___ DATA LINES ___
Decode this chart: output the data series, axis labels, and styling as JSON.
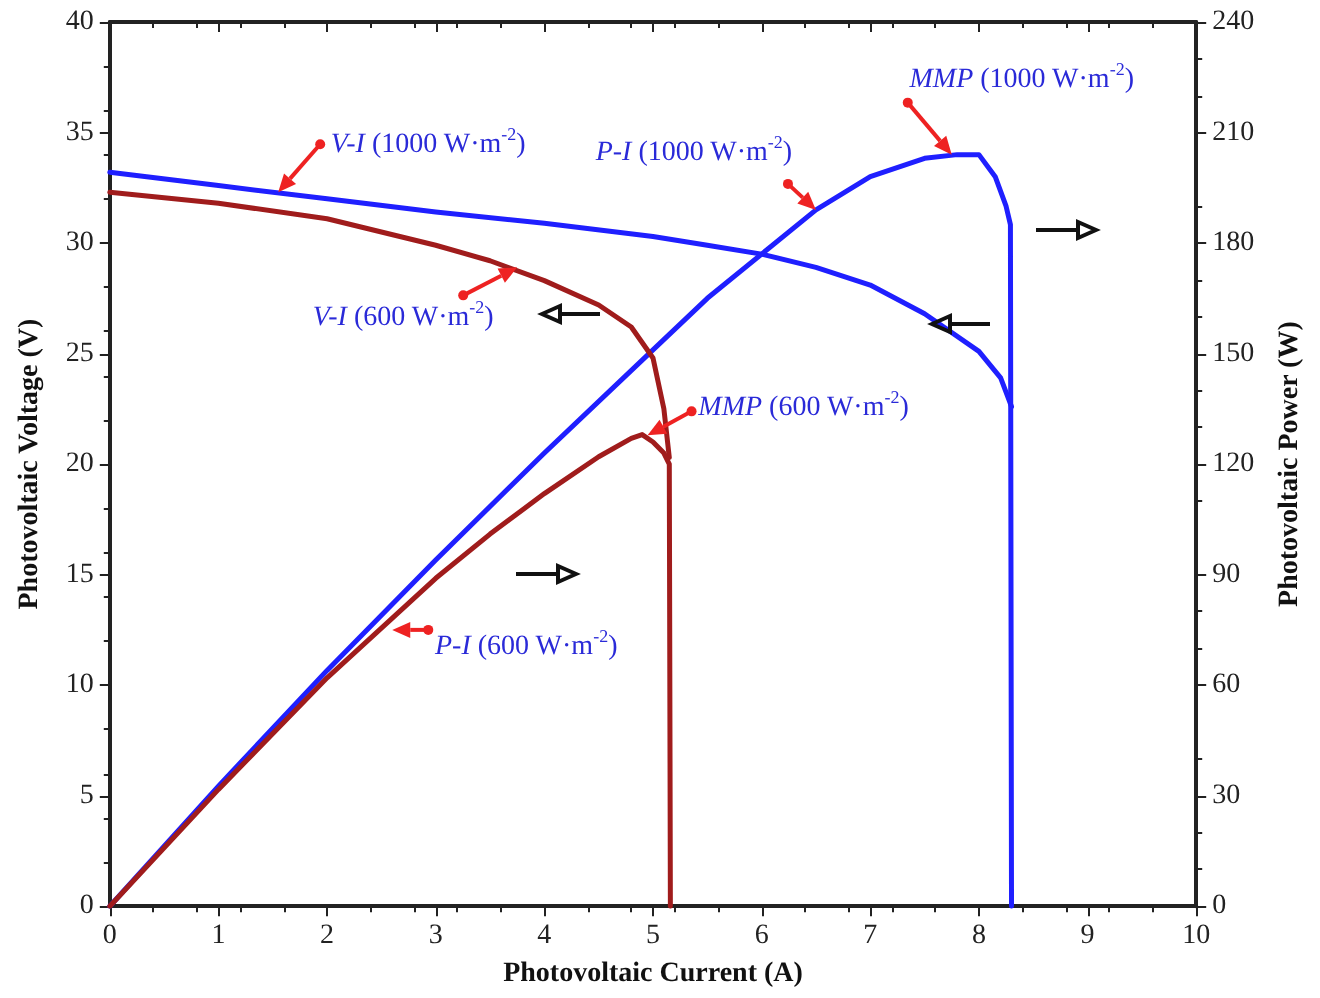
{
  "chart_data": {
    "type": "line",
    "xlabel": "Photovoltaic Current (A)",
    "ylabel": "Photovoltaic Voltage (V)",
    "y2label": "Photovoltaic Power (W)",
    "xlim": [
      0,
      10
    ],
    "xticks": [
      0,
      1,
      2,
      3,
      4,
      5,
      6,
      7,
      8,
      9,
      10
    ],
    "ylim": [
      0,
      40
    ],
    "yticks": [
      0,
      5,
      10,
      15,
      20,
      25,
      30,
      35,
      40
    ],
    "y2lim": [
      0,
      240
    ],
    "y2ticks": [
      0,
      30,
      60,
      90,
      120,
      150,
      180,
      210,
      240
    ],
    "grid": false,
    "marker": "none",
    "line_style": "solid",
    "series": [
      {
        "color": "#1f1fff",
        "x": [
          0,
          1,
          2,
          3,
          4,
          5,
          5.5,
          6,
          6.5,
          7,
          7.5,
          8,
          8.2,
          8.3
        ],
        "values": [
          33.2,
          32.6,
          32.0,
          31.4,
          30.9,
          30.3,
          29.9,
          29.5,
          28.9,
          28.1,
          26.8,
          25.1,
          23.9,
          22.6
        ]
      },
      {
        "color": "#1f1fff",
        "axis": "y2",
        "x": [
          0,
          1,
          2,
          3,
          4,
          5,
          5.5,
          6,
          6.5,
          7,
          7.5,
          7.8,
          8,
          8.15,
          8.25,
          8.29,
          8.3
        ],
        "values": [
          0,
          32.6,
          64,
          94,
          123,
          151,
          165,
          177,
          189,
          198,
          203,
          204,
          204,
          198,
          190,
          185,
          0
        ]
      },
      {
        "color": "#a01c1c",
        "x": [
          0,
          1,
          2,
          3,
          3.5,
          4,
          4.5,
          4.8,
          5,
          5.1,
          5.15
        ],
        "values": [
          32.3,
          31.8,
          31.1,
          29.9,
          29.2,
          28.3,
          27.2,
          26.2,
          24.8,
          22.5,
          20.3
        ]
      },
      {
        "color": "#a01c1c",
        "axis": "y2",
        "x": [
          0,
          1,
          2,
          3,
          3.5,
          4,
          4.5,
          4.8,
          4.9,
          5,
          5.1,
          5.15,
          5.16
        ],
        "values": [
          0,
          31.7,
          62,
          89,
          101,
          112,
          122,
          127,
          128,
          126,
          123,
          120,
          0
        ]
      }
    ],
    "annotations": [
      {
        "text": "V-I (1000 W·m$^{-2}$)",
        "x": 1.55,
        "y": 32.3
      },
      {
        "text": "P-I (1000 W·m$^{-2}$)",
        "x": 6.5,
        "y": 31.5
      },
      {
        "text": "MMP (1000 W·m$^{-2}$)",
        "x": 7.75,
        "y": 34
      },
      {
        "text": "V-I (600 W·m$^{-2}$)",
        "x": 3.75,
        "y": 28.9
      },
      {
        "text": "MMP (600 W·m$^{-2}$)",
        "x": 4.95,
        "y": 21.3
      },
      {
        "text": "P-I (600 W·m$^{-2}$)",
        "x": 2.6,
        "y": 12.5
      }
    ]
  }
}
___
Your copy of the data above should match it exactly, except that pictures are left out.

Decode this chart: output the data series, axis labels, and styling as JSON.
{
  "chart_data": {
    "type": "line",
    "xlabel": "Photovoltaic Current (A)",
    "ylabel": "Photovoltaic Voltage (V)",
    "y2label": "Photovoltaic Power (W)",
    "xlim": [
      0,
      10
    ],
    "xticks": [
      0,
      1,
      2,
      3,
      4,
      5,
      6,
      7,
      8,
      9,
      10
    ],
    "ylim": [
      0,
      40
    ],
    "yticks": [
      0,
      5,
      10,
      15,
      20,
      25,
      30,
      35,
      40
    ],
    "y2lim": [
      0,
      240
    ],
    "y2ticks": [
      0,
      30,
      60,
      90,
      120,
      150,
      180,
      210,
      240
    ],
    "grid": false,
    "marker": "none",
    "line_style": "solid",
    "series": [
      {
        "color": "#1f1fff",
        "x": [
          0,
          1,
          2,
          3,
          4,
          5,
          5.5,
          6,
          6.5,
          7,
          7.5,
          8,
          8.2,
          8.3
        ],
        "values": [
          33.2,
          32.6,
          32.0,
          31.4,
          30.9,
          30.3,
          29.9,
          29.5,
          28.9,
          28.1,
          26.8,
          25.1,
          23.9,
          22.6
        ]
      },
      {
        "color": "#1f1fff",
        "axis": "y2",
        "x": [
          0,
          1,
          2,
          3,
          4,
          5,
          5.5,
          6,
          6.5,
          7,
          7.5,
          7.8,
          8,
          8.15,
          8.25,
          8.29,
          8.3
        ],
        "values": [
          0,
          32.6,
          64,
          94,
          123,
          151,
          165,
          177,
          189,
          198,
          203,
          204,
          204,
          198,
          190,
          185,
          0
        ]
      },
      {
        "color": "#a01c1c",
        "x": [
          0,
          1,
          2,
          3,
          3.5,
          4,
          4.5,
          4.8,
          5,
          5.1,
          5.15
        ],
        "values": [
          32.3,
          31.8,
          31.1,
          29.9,
          29.2,
          28.3,
          27.2,
          26.2,
          24.8,
          22.5,
          20.3
        ]
      },
      {
        "color": "#a01c1c",
        "axis": "y2",
        "x": [
          0,
          1,
          2,
          3,
          3.5,
          4,
          4.5,
          4.8,
          4.9,
          5,
          5.1,
          5.15,
          5.16
        ],
        "values": [
          0,
          31.7,
          62,
          89,
          101,
          112,
          122,
          127,
          128,
          126,
          123,
          120,
          0
        ]
      }
    ],
    "annotations": [
      {
        "text": "V-I (1000 W·m$^{-2}$)",
        "x": 1.55,
        "y": 32.3
      },
      {
        "text": "P-I (1000 W·m$^{-2}$)",
        "x": 6.5,
        "y": 31.5
      },
      {
        "text": "MMP (1000 W·m$^{-2}$)",
        "x": 7.75,
        "y": 34
      },
      {
        "text": "V-I (600 W·m$^{-2}$)",
        "x": 3.75,
        "y": 28.9
      },
      {
        "text": "MMP (600 W·m$^{-2}$)",
        "x": 4.95,
        "y": 21.3
      },
      {
        "text": "P-I (600 W·m$^{-2}$)",
        "x": 2.6,
        "y": 12.5
      }
    ]
  }
}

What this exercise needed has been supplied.